(Data entries for graphics)
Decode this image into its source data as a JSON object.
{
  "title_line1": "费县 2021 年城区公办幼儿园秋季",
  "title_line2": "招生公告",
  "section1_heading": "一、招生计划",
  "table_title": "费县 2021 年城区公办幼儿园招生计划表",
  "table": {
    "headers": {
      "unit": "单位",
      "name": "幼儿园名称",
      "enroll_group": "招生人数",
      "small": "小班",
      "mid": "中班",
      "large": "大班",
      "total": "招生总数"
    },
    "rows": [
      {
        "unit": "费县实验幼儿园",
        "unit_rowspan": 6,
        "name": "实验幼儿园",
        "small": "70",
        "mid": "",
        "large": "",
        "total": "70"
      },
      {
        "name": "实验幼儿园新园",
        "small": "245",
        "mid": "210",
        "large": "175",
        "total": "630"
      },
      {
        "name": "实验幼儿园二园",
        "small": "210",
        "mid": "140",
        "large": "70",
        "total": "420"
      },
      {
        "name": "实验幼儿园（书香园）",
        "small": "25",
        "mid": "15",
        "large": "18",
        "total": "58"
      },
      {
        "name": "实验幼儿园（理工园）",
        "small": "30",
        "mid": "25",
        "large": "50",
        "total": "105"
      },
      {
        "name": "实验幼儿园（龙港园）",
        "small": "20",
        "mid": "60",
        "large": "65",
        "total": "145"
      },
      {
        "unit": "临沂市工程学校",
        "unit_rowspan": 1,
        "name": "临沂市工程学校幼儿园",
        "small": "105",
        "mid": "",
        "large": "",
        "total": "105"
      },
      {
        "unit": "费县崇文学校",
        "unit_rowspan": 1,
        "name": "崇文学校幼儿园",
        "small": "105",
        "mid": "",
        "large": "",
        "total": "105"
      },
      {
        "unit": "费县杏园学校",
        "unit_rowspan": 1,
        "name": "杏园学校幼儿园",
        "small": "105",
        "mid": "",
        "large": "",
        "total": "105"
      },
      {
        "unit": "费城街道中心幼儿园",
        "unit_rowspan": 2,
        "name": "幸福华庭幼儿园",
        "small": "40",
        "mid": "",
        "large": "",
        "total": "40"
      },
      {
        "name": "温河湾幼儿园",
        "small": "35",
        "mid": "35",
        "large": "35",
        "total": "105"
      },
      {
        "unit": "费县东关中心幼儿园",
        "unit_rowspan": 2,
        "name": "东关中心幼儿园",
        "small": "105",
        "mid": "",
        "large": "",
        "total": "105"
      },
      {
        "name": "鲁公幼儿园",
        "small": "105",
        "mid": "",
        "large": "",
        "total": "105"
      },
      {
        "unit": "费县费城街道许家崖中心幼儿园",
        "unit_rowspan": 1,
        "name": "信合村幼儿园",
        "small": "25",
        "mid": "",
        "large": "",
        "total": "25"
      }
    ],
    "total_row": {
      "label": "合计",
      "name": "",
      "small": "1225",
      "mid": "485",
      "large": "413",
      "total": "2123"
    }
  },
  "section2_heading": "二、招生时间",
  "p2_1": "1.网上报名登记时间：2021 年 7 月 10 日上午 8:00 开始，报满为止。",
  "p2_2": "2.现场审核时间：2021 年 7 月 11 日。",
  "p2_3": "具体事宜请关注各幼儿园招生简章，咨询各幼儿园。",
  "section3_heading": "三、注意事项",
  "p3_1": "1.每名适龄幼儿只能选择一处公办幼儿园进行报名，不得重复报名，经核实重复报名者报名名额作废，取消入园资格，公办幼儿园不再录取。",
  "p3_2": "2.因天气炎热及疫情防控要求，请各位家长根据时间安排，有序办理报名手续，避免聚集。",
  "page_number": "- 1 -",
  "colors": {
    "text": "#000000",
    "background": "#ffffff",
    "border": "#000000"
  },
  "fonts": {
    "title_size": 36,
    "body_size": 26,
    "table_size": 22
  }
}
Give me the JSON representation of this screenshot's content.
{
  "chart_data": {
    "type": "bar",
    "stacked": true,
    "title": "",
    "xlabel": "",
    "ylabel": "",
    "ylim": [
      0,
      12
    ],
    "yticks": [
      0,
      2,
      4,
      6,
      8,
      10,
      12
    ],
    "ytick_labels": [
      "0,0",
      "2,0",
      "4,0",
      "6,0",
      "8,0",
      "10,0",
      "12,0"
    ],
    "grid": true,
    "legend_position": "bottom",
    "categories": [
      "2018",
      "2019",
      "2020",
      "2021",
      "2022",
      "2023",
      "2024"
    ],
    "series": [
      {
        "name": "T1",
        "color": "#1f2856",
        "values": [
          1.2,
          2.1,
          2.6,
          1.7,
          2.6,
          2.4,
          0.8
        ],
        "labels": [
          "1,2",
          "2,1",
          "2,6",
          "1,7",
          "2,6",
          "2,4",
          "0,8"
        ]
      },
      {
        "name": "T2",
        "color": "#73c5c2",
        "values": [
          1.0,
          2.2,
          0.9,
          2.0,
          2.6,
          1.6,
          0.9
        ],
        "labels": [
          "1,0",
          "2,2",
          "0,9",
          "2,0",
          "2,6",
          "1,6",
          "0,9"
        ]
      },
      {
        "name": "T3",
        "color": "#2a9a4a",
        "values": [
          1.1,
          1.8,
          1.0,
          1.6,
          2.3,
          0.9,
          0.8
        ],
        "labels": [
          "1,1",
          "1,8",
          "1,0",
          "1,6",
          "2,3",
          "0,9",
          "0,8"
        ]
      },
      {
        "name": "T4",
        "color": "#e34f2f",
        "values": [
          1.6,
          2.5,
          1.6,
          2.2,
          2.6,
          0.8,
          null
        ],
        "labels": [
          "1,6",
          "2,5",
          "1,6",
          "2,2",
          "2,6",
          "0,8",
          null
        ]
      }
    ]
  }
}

◆ Task statement:
Write the material out exactly, with nothing left out.

◆ Response for this exercise:
Decode this image into its source data as a JSON object.
{
  "title_line1": "费县 2021 年城区公办幼儿园秋季",
  "title_line2": "招生公告",
  "section1_heading": "一、招生计划",
  "table_title": "费县 2021 年城区公办幼儿园招生计划表",
  "table": {
    "headers": {
      "unit": "单位",
      "name": "幼儿园名称",
      "enroll_group": "招生人数",
      "small": "小班",
      "mid": "中班",
      "large": "大班",
      "total": "招生总数"
    },
    "rows": [
      {
        "unit": "费县实验幼儿园",
        "unit_rowspan": 6,
        "name": "实验幼儿园",
        "small": "70",
        "mid": "",
        "large": "",
        "total": "70"
      },
      {
        "name": "实验幼儿园新园",
        "small": "245",
        "mid": "210",
        "large": "175",
        "total": "630"
      },
      {
        "name": "实验幼儿园二园",
        "small": "210",
        "mid": "140",
        "large": "70",
        "total": "420"
      },
      {
        "name": "实验幼儿园（书香园）",
        "small": "25",
        "mid": "15",
        "large": "18",
        "total": "58"
      },
      {
        "name": "实验幼儿园（理工园）",
        "small": "30",
        "mid": "25",
        "large": "50",
        "total": "105"
      },
      {
        "name": "实验幼儿园（龙港园）",
        "small": "20",
        "mid": "60",
        "large": "65",
        "total": "145"
      },
      {
        "unit": "临沂市工程学校",
        "unit_rowspan": 1,
        "name": "临沂市工程学校幼儿园",
        "small": "105",
        "mid": "",
        "large": "",
        "total": "105"
      },
      {
        "unit": "费县崇文学校",
        "unit_rowspan": 1,
        "name": "崇文学校幼儿园",
        "small": "105",
        "mid": "",
        "large": "",
        "total": "105"
      },
      {
        "unit": "费县杏园学校",
        "unit_rowspan": 1,
        "name": "杏园学校幼儿园",
        "small": "105",
        "mid": "",
        "large": "",
        "total": "105"
      },
      {
        "unit": "费城街道中心幼儿园",
        "unit_rowspan": 2,
        "name": "幸福华庭幼儿园",
        "small": "40",
        "mid": "",
        "large": "",
        "total": "40"
      },
      {
        "name": "温河湾幼儿园",
        "small": "35",
        "mid": "35",
        "large": "35",
        "total": "105"
      },
      {
        "unit": "费县东关中心幼儿园",
        "unit_rowspan": 2,
        "name": "东关中心幼儿园",
        "small": "105",
        "mid": "",
        "large": "",
        "total": "105"
      },
      {
        "name": "鲁公幼儿园",
        "small": "105",
        "mid": "",
        "large": "",
        "total": "105"
      },
      {
        "unit": "费县费城街道许家崖中心幼儿园",
        "unit_rowspan": 1,
        "name": "信合村幼儿园",
        "small": "25",
        "mid": "",
        "large": "",
        "total": "25"
      }
    ],
    "total_row": {
      "label": "合计",
      "name": "",
      "small": "1225",
      "mid": "485",
      "large": "413",
      "total": "2123"
    }
  },
  "section2_heading": "二、招生时间",
  "p2_1": "1.网上报名登记时间：2021 年 7 月 10 日上午 8:00 开始，报满为止。",
  "p2_2": "2.现场审核时间：2021 年 7 月 11 日。",
  "p2_3": "具体事宜请关注各幼儿园招生简章，咨询各幼儿园。",
  "section3_heading": "三、注意事项",
  "p3_1": "1.每名适龄幼儿只能选择一处公办幼儿园进行报名，不得重复报名，经核实重复报名者报名名额作废，取消入园资格，公办幼儿园不再录取。",
  "p3_2": "2.因天气炎热及疫情防控要求，请各位家长根据时间安排，有序办理报名手续，避免聚集。",
  "page_number": "- 1 -",
  "colors": {
    "text": "#000000",
    "background": "#ffffff",
    "border": "#000000"
  },
  "fonts": {
    "title_size": 36,
    "body_size": 26,
    "table_size": 22
  }
}
Give me the JSON representation of this screenshot's content.
{
  "chart_data": {
    "type": "bar",
    "stacked": true,
    "title": "",
    "xlabel": "",
    "ylabel": "",
    "ylim": [
      0,
      12
    ],
    "yticks": [
      0,
      2,
      4,
      6,
      8,
      10,
      12
    ],
    "ytick_labels": [
      "0,0",
      "2,0",
      "4,0",
      "6,0",
      "8,0",
      "10,0",
      "12,0"
    ],
    "grid": true,
    "legend_position": "bottom",
    "categories": [
      "2018",
      "2019",
      "2020",
      "2021",
      "2022",
      "2023",
      "2024"
    ],
    "series": [
      {
        "name": "T1",
        "color": "#1f2856",
        "values": [
          1.2,
          2.1,
          2.6,
          1.7,
          2.6,
          2.4,
          0.8
        ],
        "labels": [
          "1,2",
          "2,1",
          "2,6",
          "1,7",
          "2,6",
          "2,4",
          "0,8"
        ]
      },
      {
        "name": "T2",
        "color": "#73c5c2",
        "values": [
          1.0,
          2.2,
          0.9,
          2.0,
          2.6,
          1.6,
          0.9
        ],
        "labels": [
          "1,0",
          "2,2",
          "0,9",
          "2,0",
          "2,6",
          "1,6",
          "0,9"
        ]
      },
      {
        "name": "T3",
        "color": "#2a9a4a",
        "values": [
          1.1,
          1.8,
          1.0,
          1.6,
          2.3,
          0.9,
          0.8
        ],
        "labels": [
          "1,1",
          "1,8",
          "1,0",
          "1,6",
          "2,3",
          "0,9",
          "0,8"
        ]
      },
      {
        "name": "T4",
        "color": "#e34f2f",
        "values": [
          1.6,
          2.5,
          1.6,
          2.2,
          2.6,
          0.8,
          null
        ],
        "labels": [
          "1,6",
          "2,5",
          "1,6",
          "2,2",
          "2,6",
          "0,8",
          null
        ]
      }
    ]
  }
}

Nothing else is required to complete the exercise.